Instructions to follow.
Count lines, not occurrences: report how many lines in the records hold the string "object", and nothing else.

Records provided.
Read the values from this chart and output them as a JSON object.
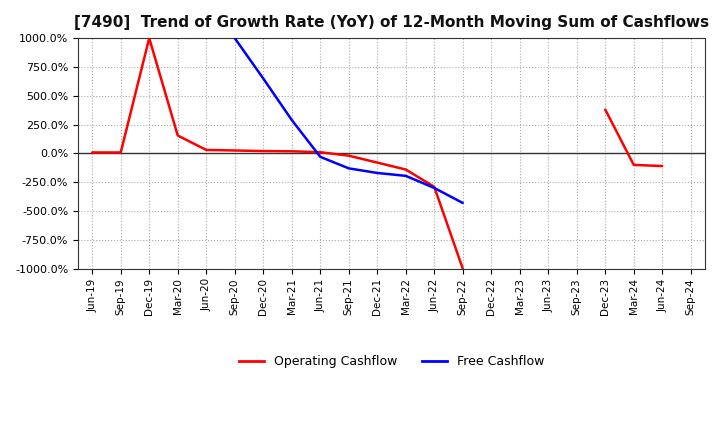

...

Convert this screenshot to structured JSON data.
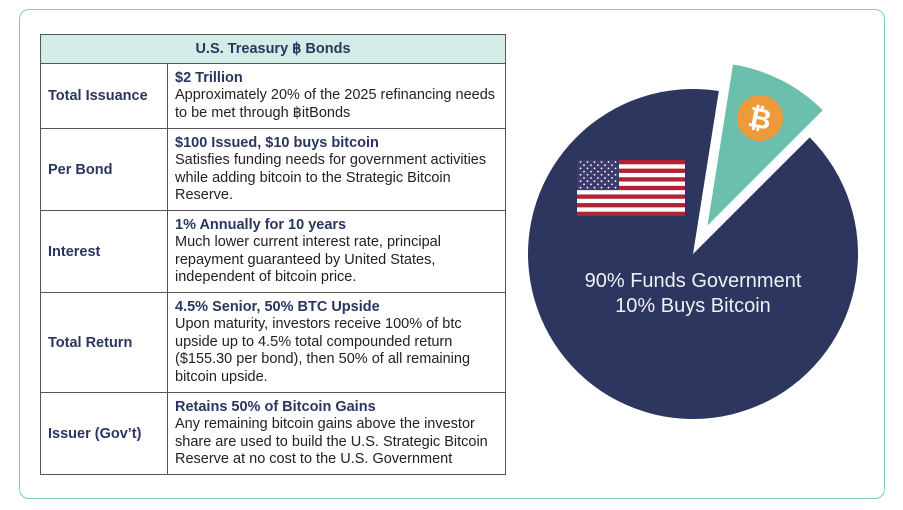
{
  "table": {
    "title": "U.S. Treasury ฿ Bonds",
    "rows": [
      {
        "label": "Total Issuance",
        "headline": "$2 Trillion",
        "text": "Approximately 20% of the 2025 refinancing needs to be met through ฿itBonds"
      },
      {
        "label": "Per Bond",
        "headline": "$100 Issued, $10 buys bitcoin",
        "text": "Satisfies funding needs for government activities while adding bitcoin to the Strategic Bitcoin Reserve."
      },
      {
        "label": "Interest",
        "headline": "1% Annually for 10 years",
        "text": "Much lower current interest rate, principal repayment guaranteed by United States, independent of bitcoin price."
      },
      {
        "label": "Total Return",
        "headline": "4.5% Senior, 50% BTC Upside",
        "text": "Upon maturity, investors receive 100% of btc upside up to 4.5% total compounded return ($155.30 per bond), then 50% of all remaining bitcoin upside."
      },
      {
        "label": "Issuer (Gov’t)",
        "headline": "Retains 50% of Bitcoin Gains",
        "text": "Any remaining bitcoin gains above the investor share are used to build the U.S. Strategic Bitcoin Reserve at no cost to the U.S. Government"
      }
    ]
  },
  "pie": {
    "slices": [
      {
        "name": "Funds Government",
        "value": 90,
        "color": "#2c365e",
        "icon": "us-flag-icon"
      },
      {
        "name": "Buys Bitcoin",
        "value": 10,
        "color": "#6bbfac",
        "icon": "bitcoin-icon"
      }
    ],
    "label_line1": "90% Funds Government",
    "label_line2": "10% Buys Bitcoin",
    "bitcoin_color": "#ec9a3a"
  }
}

--

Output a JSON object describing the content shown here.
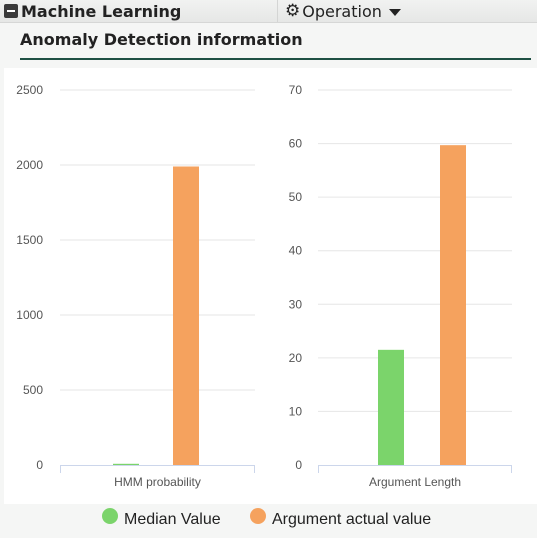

The answer.
2